──────── Information shown

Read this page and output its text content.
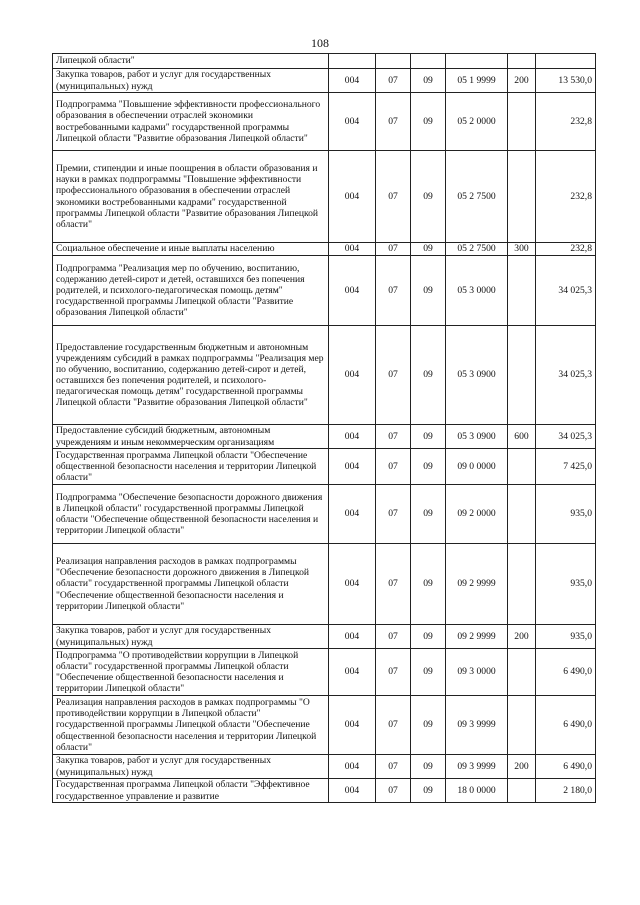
108
Липецкой области"						
Закупка товаров, работ и услуг для государственных (муниципальных) нужд	004	07	09	05 1 9999	200	13 530,0
Подпрограмма "Повышение эффективности профессионального образования в обеспечении отраслей экономики востребованными кадрами" государственной программы Липецкой области "Развитие образования Липецкой области"	004	07	09	05 2 0000		232,8
Премии, стипендии и иные поощрения в области образования и науки в рамках подпрограммы "Повышение эффективности профессионального образования в обеспечении отраслей экономики востребованными кадрами" государственной программы Липецкой области "Развитие образования Липецкой области"	004	07	09	05 2 7500		232,8
Социальное обеспечение и иные выплаты населению	004	07	09	05 2 7500	300	232,8
Подпрограмма "Реализация мер по обучению, воспитанию, содержанию детей-сирот и детей, оставшихся без попечения родителей, и психолого-педагогическая помощь детям" государственной программы Липецкой области "Развитие образования Липецкой области"	004	07	09	05 3 0000		34 025,3
Предоставление государственным бюджетным и автономным учреждениям субсидий в рамках подпрограммы "Реализация мер по обучению, воспитанию, содержанию детей-сирот и детей, оставшихся без попечения родителей, и психолого-педагогическая помощь детям" государственной программы Липецкой области "Развитие образования Липецкой области"	004	07	09	05 3 0900		34 025,3
Предоставление субсидий бюджетным, автономным учреждениям и иным некоммерческим организациям	004	07	09	05 3 0900	600	34 025,3
Государственная программа Липецкой области "Обеспечение общественной безопасности населения и территории Липецкой области"	004	07	09	09 0 0000		7 425,0
Подпрограмма "Обеспечение безопасности дорожного движения в Липецкой области" государственной программы Липецкой области "Обеспечение общественной безопасности населения и территории Липецкой области"	004	07	09	09 2 0000		935,0
Реализация направления расходов в рамках подпрограммы "Обеспечение безопасности дорожного движения в Липецкой области" государственной программы Липецкой области "Обеспечение общественной безопасности населения и территории Липецкой области"	004	07	09	09 2 9999		935,0
Закупка товаров, работ и услуг для государственных (муниципальных) нужд	004	07	09	09 2 9999	200	935,0
Подпрограмма "О противодействии коррупции в Липецкой области" государственной программы Липецкой области "Обеспечение общественной безопасности населения и территории Липецкой области"	004	07	09	09 3 0000		6 490,0
Реализация направления расходов в рамках подпрограммы "О противодействии коррупции в Липецкой области" государственной программы Липецкой области "Обеспечение общественной безопасности населения и территории Липецкой области"	004	07	09	09 3 9999		6 490,0
Закупка товаров, работ и услуг для государственных (муниципальных) нужд	004	07	09	09 3 9999	200	6 490,0
Государственная программа Липецкой области "Эффективное государственное управление и развитие	004	07	09	18 0 0000		2 180,0
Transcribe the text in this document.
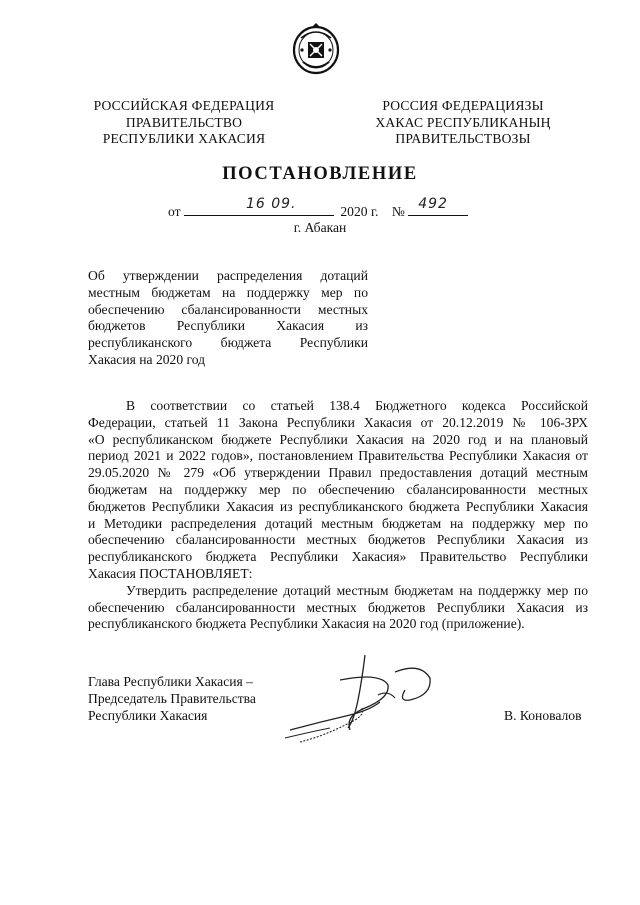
РОССИЙСКАЯ ФЕДЕРАЦИЯ
ПРАВИТЕЛЬСТВО
РЕСПУБЛИКИ ХАКАСИЯ
РОССИЯ ФЕДЕРАЦИЯЗЫ
ХАКАС РЕСПУБЛИКАНЫҢ
ПРАВИТЕЛЬСТВОЗЫ
ПОСТАНОВЛЕНИЕ
от	16 09.	2020 г. № 492
г. Абакан
Об утверждении распределения дотаций
местным бюджетам на поддержку мер по
обеспечению сбалансированности местных
бюджетов Республики Хакасия из
республиканского бюджета Республики
Хакасия на 2020 год
В соответствии со статьей 138.4 Бюджетного кодекса Российской
Федерации, статьей 11 Закона Республики Хакасия от 20.12.2019 № 106-ЗРХ
«О республиканском бюджете Республики Хакасия на 2020 год и на плановый
период 2021 и 2022 годов», постановлением Правительства Республики Хакасия от
29.05.2020 № 279 «Об утверждении Правил предоставления дотаций местным
бюджетам на поддержку мер по обеспечению сбалансированности местных
бюджетов Республики Хакасия из республиканского бюджета Республики Хакасия
и Методики распределения дотаций местным бюджетам на поддержку мер по
обеспечению сбалансированности местных бюджетов Республики Хакасия из
республиканского бюджета Республики Хакасия» Правительство Республики
Хакасия ПОСТАНОВЛЯЕТ:
Утвердить распределение дотаций местным бюджетам на поддержку мер по
обеспечению сбалансированности местных бюджетов Республики Хакасия из
республиканского бюджета Республики Хакасия на 2020 год (приложение).
Глава Республики Хакасия –
Председатель Правительства
Республики Хакасия	В. Коновалов
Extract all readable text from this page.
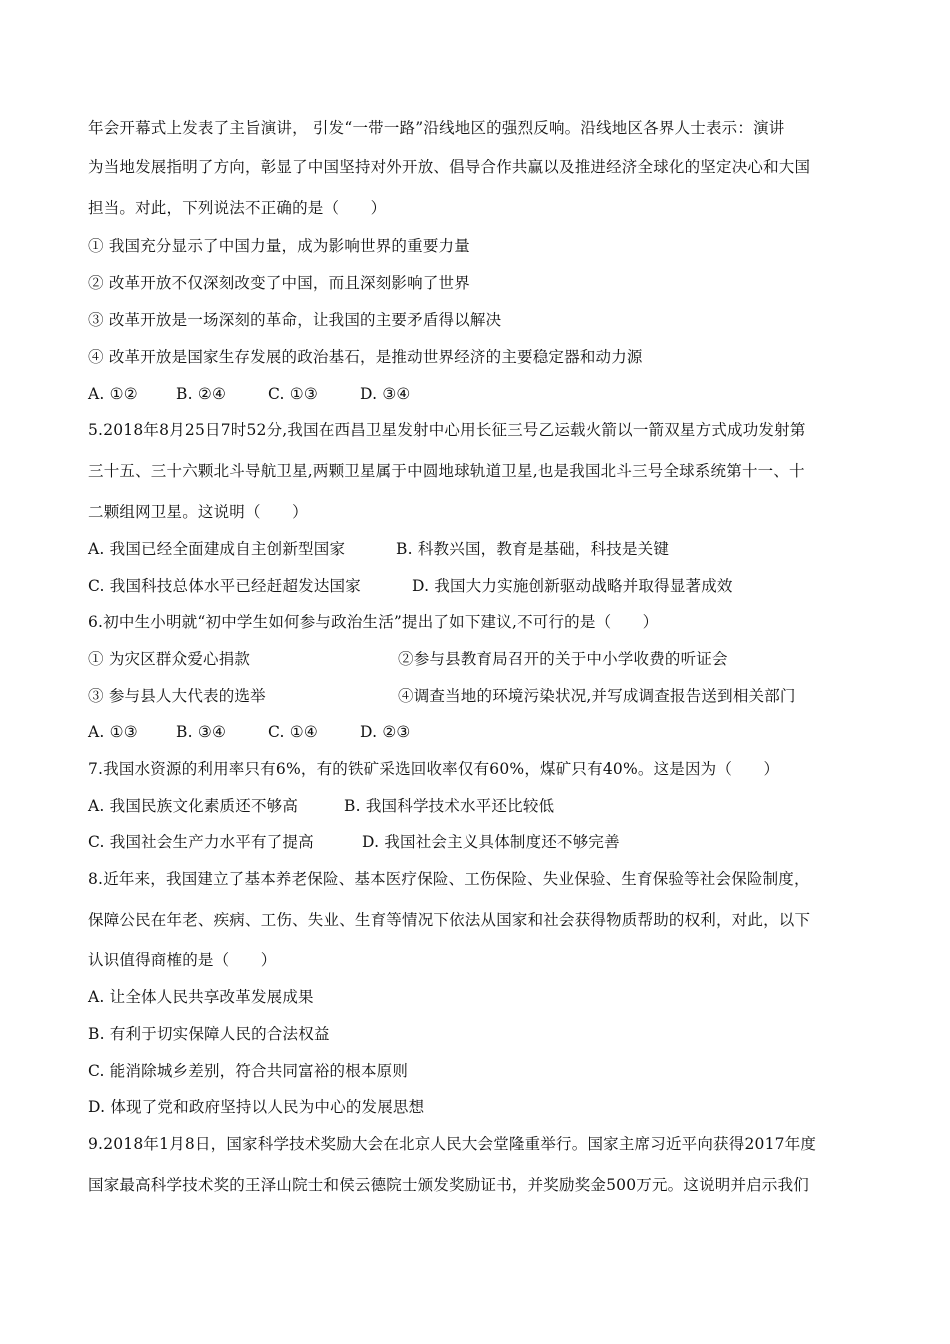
年会开幕式上发表了主旨演讲， 引发“一带一路”沿线地区的强烈反响。沿线地区各界人士表示：演讲
为当地发展指明了方向，彰显了中国坚持对外开放、倡导合作共赢以及推进经济全球化的坚定决心和大国
担当。对此，下列说法不正确的是（　　）
① 我国充分显示了中国力量，成为影响世界的重要力量
② 改革开放不仅深刻改变了中国，而且深刻影响了世界
③ 改革开放是一场深刻的革命，让我国的主要矛盾得以解决
④ 改革开放是国家生存发展的政治基石，是推动世界经济的主要稳定器和动力源
A. ①② B. ②④	C. ①③	D. ③④
5.2018年8月25日7时52分,我国在西昌卫星发射中心用长征三号乙运载火箭以一箭双星方式成功发射第
三十五、三十六颗北斗导航卫星,两颗卫星属于中圆地球轨道卫星,也是我国北斗三号全球系统第十一、十
二颗组网卫星。这说明（　　）
A. 我国已经全面建成自主创新型国家	B. 科教兴国，教育是基础，科技是关键
C. 我国科技总体水平已经赶超发达国家	D. 我国大力实施创新驱动战略并取得显著成效
6.初中生小明就“初中学生如何参与政治生活”提出了如下建议,不可行的是（　　）
① 为灾区群众爱心捐款	②参与县教育局召开的关于中小学收费的听证会
③ 参与县人大代表的选举	④调查当地的环境污染状况,并写成调查报告送到相关部门
A. ①③ B. ③④	C. ①④	D. ②③
7.我国水资源的利用率只有6%，有的铁矿采选回收率仅有60%，煤矿只有40%。这是因为（　　）
A. 我国民族文化素质还不够高	B. 我国科学技术水平还比较低
C. 我国社会生产力水平有了提高	D. 我国社会主义具体制度还不够完善
8.近年来，我国建立了基本养老保险、基本医疗保险、工伤保险、失业保验、生育保验等社会保险制度，
保障公民在年老、疾病、工伤、失业、生育等情况下依法从国家和社会获得物质帮助的权利，对此，以下
认识值得商榷的是（　　）
A. 让全体人民共享改革发展成果
B. 有利于切实保障人民的合法权益
C. 能消除城乡差别，符合共同富裕的根本原则
D. 体现了党和政府坚持以人民为中心的发展思想
9.2018年1月8日，国家科学技术奖励大会在北京人民大会堂隆重举行。国家主席习近平向获得2017年度
国家最高科学技术奖的王泽山院士和侯云德院士颁发奖励证书，并奖励奖金500万元。这说明并启示我们
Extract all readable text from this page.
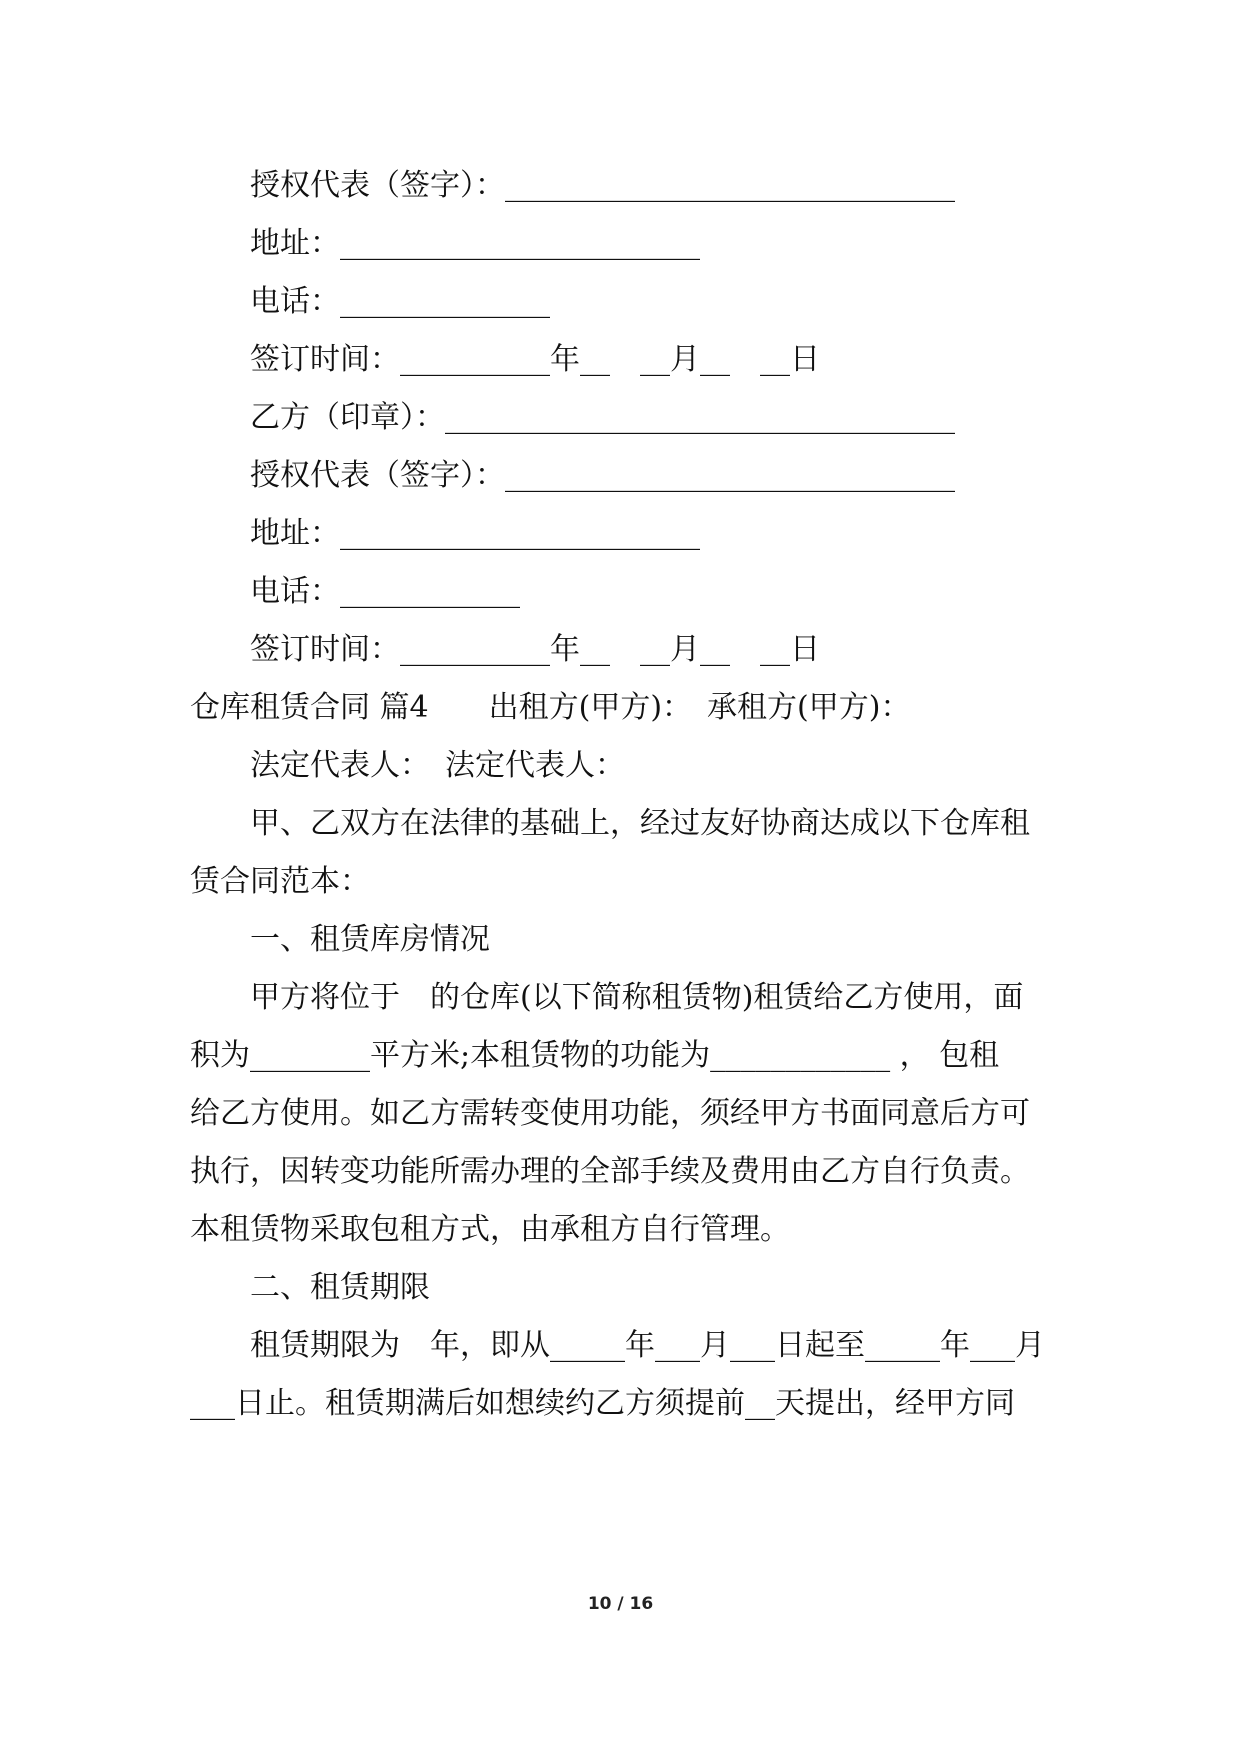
授权代表（签字）：______________________________
地址：________________________
电话：______________
签订时间：__________年__　__月__　__日
乙方（印章）：__________________________________
授权代表（签字）：______________________________
地址：________________________
电话：____________
签订时间：__________年__　__月__　__日
仓库租赁合同 篇4　　出租方(甲方)：　承租方(甲方)：
法定代表人：　法定代表人：
甲、乙双方在法律的基础上，经过友好协商达成以下仓库租
赁合同范本：
一、租赁库房情况
甲方将位于　的仓库(以下简称租赁物)租赁给乙方使用，面
积为________平方米;本租赁物的功能为____________ ， 包租
给乙方使用。如乙方需转变使用功能，须经甲方书面同意后方可
执行，因转变功能所需办理的全部手续及费用由乙方自行负责。
本租赁物采取包租方式，由承租方自行管理。
二、租赁期限
租赁期限为　年，即从_____年___月___日起至_____年___月
___日止。租赁期满后如想续约乙方须提前__天提出，经甲方同
10 / 16
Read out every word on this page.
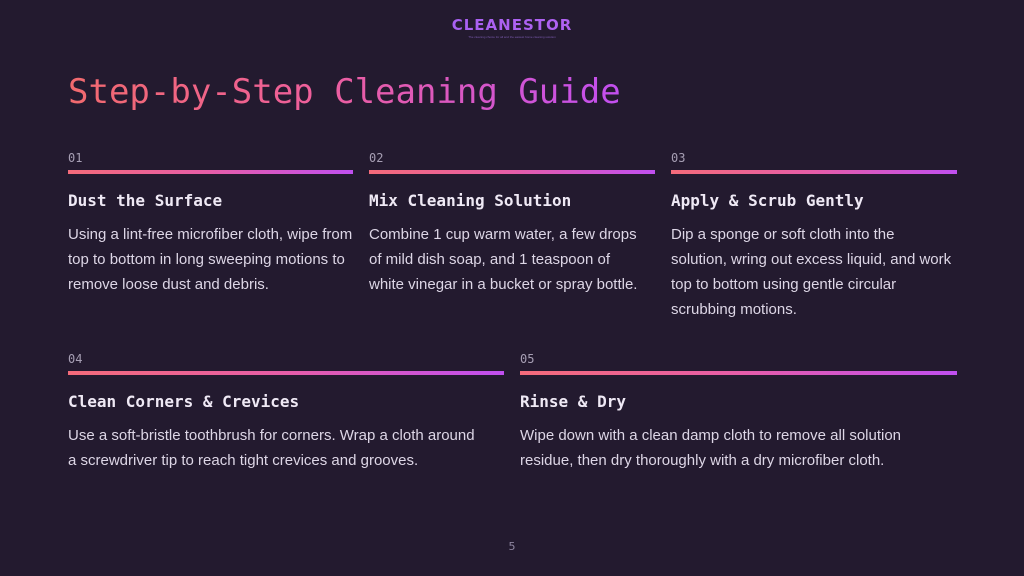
CLEANESTOR
The cleaning choice for all and the easiest home cleaning solution
Step-by-Step Cleaning Guide
01
Dust the Surface
Using a lint-free microfiber cloth, wipe from top to bottom in long sweeping motions to remove loose dust and debris.
02
Mix Cleaning Solution
Combine 1 cup warm water, a few drops of mild dish soap, and 1 teaspoon of white vinegar in a bucket or spray bottle.
03
Apply & Scrub Gently
Dip a sponge or soft cloth into the solution, wring out excess liquid, and work top to bottom using gentle circular scrubbing motions.
04
Clean Corners & Crevices
Use a soft-bristle toothbrush for corners. Wrap a cloth around a screwdriver tip to reach tight crevices and grooves.
05
Rinse & Dry
Wipe down with a clean damp cloth to remove all solution residue, then dry thoroughly with a dry microfiber cloth.
5
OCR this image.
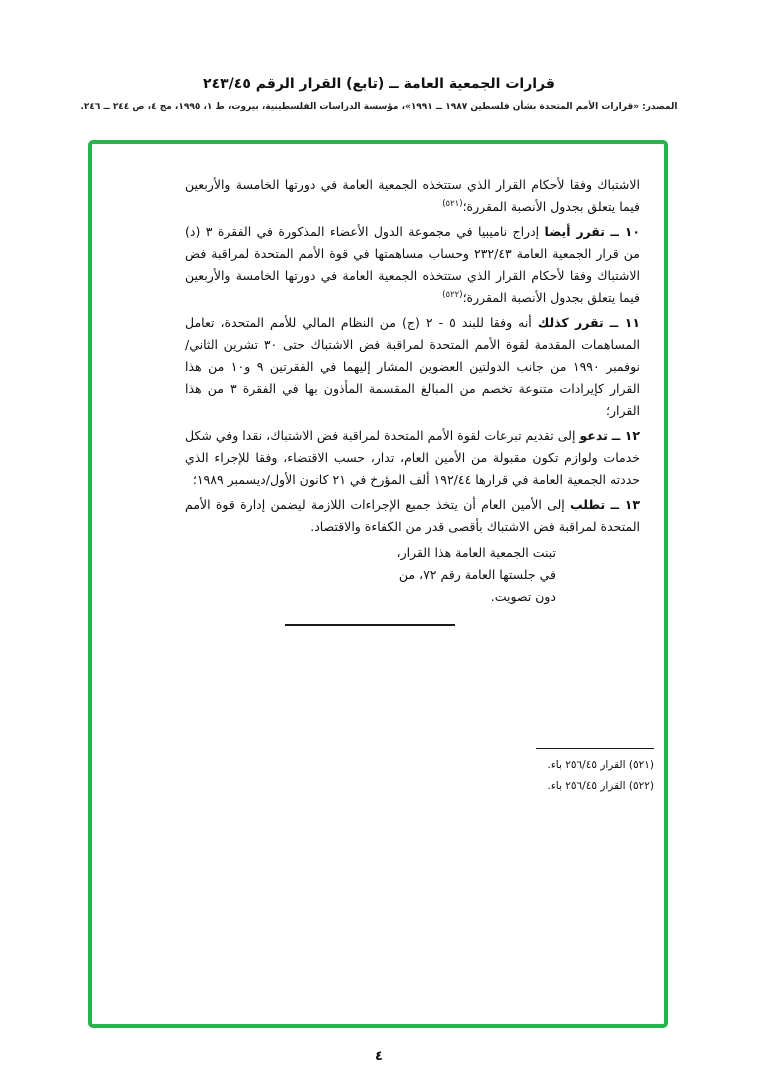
قرارات الجمعية العامة ــ (تابع) القرار الرقم ٢٤٣/٤٥
المصدر: «قرارات الأمم المتحدة بشأن فلسطين ١٩٨٧ ــ ١٩٩١»، مؤسسة الدراسات الفلسطينية، بيروت، ط ١، ١٩٩٥، مج ٤، ص ٢٤٤ ــ ٢٤٦.

الاشتباك وفقا لأحكام القرار الذي ستتخذه الجمعية العامة في دورتها الخامسة والأربعين فيما يتعلق بجدول الأنصبة المقررة؛$^{(٥٢١)}$

١٠ ــ تقرر أيضا إدراج ناميبيا في مجموعة الدول الأعضاء المذكورة في الفقرة ٣ (د) من قرار الجمعية العامة ٢٣٢/٤٣ وحساب مساهمتها في قوة الأمم المتحدة لمراقبة فض الاشتباك وفقا لأحكام القرار الذي ستتخذه الجمعية العامة في دورتها الخامسة والأربعين فيما يتعلق بجدول الأنصبة المقررة؛$^{(٥٢٢)}$

١١ ــ تقرر كذلك أنه وفقا للبند ٥ - ٢ (ج) من النظام المالي للأمم المتحدة، تعامل المساهمات المقدمة لقوة الأمم المتحدة لمراقبة فض الاشتباك حتى ٣٠ تشرين الثاني/نوفمبر ١٩٩٠ من جانب الدولتين العضوين المشار إليهما في الفقرتين ٩ و١٠ من هذا القرار كإيرادات متنوعة تخصم من المبالغ المقسمة المأذون بها في الفقرة ٣ من هذا القرار؛

١٢ ــ تدعو إلى تقديم تبرعات لقوة الأمم المتحدة لمراقبة فض الاشتباك، نقدا وفي شكل خدمات ولوازم تكون مقبولة من الأمين العام، تدار، حسب الاقتضاء، وفقا للإجراء الذي حددته الجمعية العامة في قرارها ١٩٢/٤٤ ألف المؤرخ في ٢١ كانون الأول/ديسمبر ١٩٨٩؛

١٣ ــ تطلب إلى الأمين العام أن يتخذ جميع الإجراءات اللازمة ليضمن إدارة قوة الأمم المتحدة لمراقبة فض الاشتباك بأقصى قدر من الكفاءة والاقتصاد.

تبنت الجمعية العامة هذا القرار،

في جلستها العامة رقم ٧٢، من

دون تصويت.

(٥٢١) القرار ٢٥٦/٤٥ باء.

(٥٢٢) القرار ٢٥٦/٤٥ باء.

٤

────────────────

In the records above, locate each line with the word "учреждениям". Copy all such lines.

Exercise solution:
Предоставление государственным бюджетным и автономным учреждениям субсидий в рамках подпрограммы "Реализация мер по обучению, воспитанию, содержанию детей-сирот и детей, оставшихся без попечения родителей, и психолого-педагогическая помощь детям" государственной программы Липецкой области "Развитие образования Липецкой области"	004	07	09	05 3 0900		34 025,3
Предоставление субсидий бюджетным, автономным учреждениям и иным некоммерческим организациям	004	07	09	05 3 0900	600	34 025,3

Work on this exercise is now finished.